— Given exercise —
Give every entry again, unchanged, and leave its images out.

— Rows —

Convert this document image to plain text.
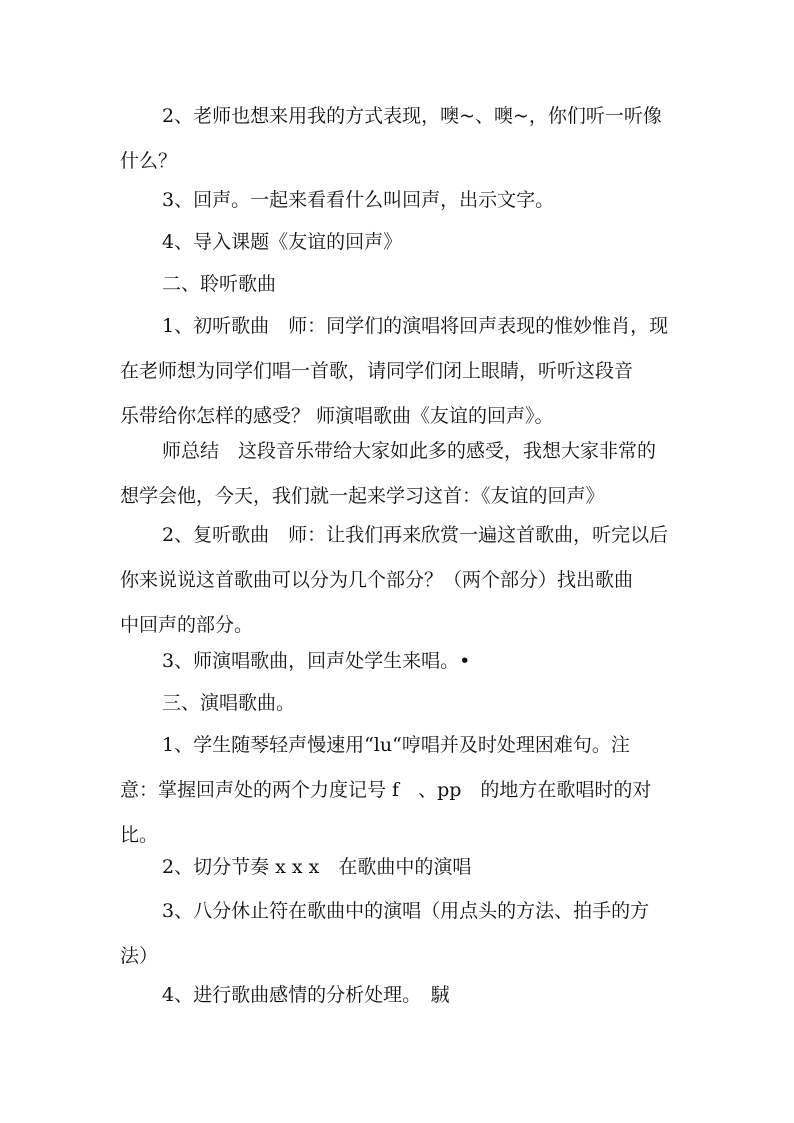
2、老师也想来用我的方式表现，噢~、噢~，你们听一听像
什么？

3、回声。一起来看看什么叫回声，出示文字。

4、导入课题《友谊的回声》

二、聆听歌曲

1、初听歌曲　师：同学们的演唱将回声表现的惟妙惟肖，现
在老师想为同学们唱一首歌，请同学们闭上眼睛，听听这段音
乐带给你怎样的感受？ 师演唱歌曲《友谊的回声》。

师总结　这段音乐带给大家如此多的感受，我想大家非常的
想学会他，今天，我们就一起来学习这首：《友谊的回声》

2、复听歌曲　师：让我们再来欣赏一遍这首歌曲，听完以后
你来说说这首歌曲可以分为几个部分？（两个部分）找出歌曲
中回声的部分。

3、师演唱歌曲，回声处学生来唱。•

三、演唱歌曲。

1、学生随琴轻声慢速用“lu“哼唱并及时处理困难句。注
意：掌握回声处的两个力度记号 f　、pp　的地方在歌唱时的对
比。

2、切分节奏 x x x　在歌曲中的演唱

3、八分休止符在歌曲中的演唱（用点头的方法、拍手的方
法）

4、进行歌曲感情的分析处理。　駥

— Written answer —
Convert this document image to plain text.
2、老师也想来用我的方式表现，噢~、噢~，你们听一听像
什么？

3、回声。一起来看看什么叫回声，出示文字。

4、导入课题《友谊的回声》

二、聆听歌曲

1、初听歌曲　师：同学们的演唱将回声表现的惟妙惟肖，现
在老师想为同学们唱一首歌，请同学们闭上眼睛，听听这段音
乐带给你怎样的感受？ 师演唱歌曲《友谊的回声》。

师总结　这段音乐带给大家如此多的感受，我想大家非常的
想学会他，今天，我们就一起来学习这首：《友谊的回声》

2、复听歌曲　师：让我们再来欣赏一遍这首歌曲，听完以后
你来说说这首歌曲可以分为几个部分？（两个部分）找出歌曲
中回声的部分。

3、师演唱歌曲，回声处学生来唱。•

三、演唱歌曲。

1、学生随琴轻声慢速用“lu“哼唱并及时处理困难句。注
意：掌握回声处的两个力度记号 f　、pp　的地方在歌唱时的对
比。

2、切分节奏 x x x　在歌曲中的演唱

3、八分休止符在歌曲中的演唱（用点头的方法、拍手的方
法）

4、进行歌曲感情的分析处理。　駥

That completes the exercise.